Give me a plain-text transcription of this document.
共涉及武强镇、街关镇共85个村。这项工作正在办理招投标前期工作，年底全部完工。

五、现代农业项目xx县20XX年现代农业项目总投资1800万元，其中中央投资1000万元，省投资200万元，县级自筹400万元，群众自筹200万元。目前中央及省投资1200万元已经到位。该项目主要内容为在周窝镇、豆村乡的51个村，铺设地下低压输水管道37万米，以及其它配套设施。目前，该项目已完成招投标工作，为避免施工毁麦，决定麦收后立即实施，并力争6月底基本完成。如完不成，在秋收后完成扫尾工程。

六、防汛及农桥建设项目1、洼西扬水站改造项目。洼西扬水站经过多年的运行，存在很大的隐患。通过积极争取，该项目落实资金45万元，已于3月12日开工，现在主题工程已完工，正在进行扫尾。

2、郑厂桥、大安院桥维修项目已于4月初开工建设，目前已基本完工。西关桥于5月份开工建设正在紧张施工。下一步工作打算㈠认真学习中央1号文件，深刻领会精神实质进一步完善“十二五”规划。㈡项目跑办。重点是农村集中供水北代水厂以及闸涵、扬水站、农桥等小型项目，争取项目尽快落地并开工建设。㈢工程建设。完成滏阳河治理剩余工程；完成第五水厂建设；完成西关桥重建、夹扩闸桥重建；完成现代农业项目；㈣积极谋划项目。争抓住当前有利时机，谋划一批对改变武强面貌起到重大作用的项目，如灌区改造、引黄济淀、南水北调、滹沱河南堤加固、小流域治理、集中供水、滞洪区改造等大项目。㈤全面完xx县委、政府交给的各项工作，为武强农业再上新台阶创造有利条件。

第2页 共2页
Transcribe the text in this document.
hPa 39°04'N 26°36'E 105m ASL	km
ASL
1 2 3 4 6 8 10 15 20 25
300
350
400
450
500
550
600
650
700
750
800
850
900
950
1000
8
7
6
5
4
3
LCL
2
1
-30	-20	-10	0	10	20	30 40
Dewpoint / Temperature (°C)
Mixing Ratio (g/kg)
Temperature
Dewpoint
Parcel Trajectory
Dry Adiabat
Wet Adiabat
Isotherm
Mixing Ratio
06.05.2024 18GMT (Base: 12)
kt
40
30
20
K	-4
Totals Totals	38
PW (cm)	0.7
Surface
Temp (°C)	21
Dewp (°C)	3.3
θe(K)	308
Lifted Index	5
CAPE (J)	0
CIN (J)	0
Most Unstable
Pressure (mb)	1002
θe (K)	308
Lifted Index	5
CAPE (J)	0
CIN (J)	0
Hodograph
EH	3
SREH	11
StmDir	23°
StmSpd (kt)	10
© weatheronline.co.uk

#####

### BRIEF
Identify every line where the string "text" appears.

### SOLUTION BELOW
Give me a plain-text transcription of this document.
Transcribe the text in this document.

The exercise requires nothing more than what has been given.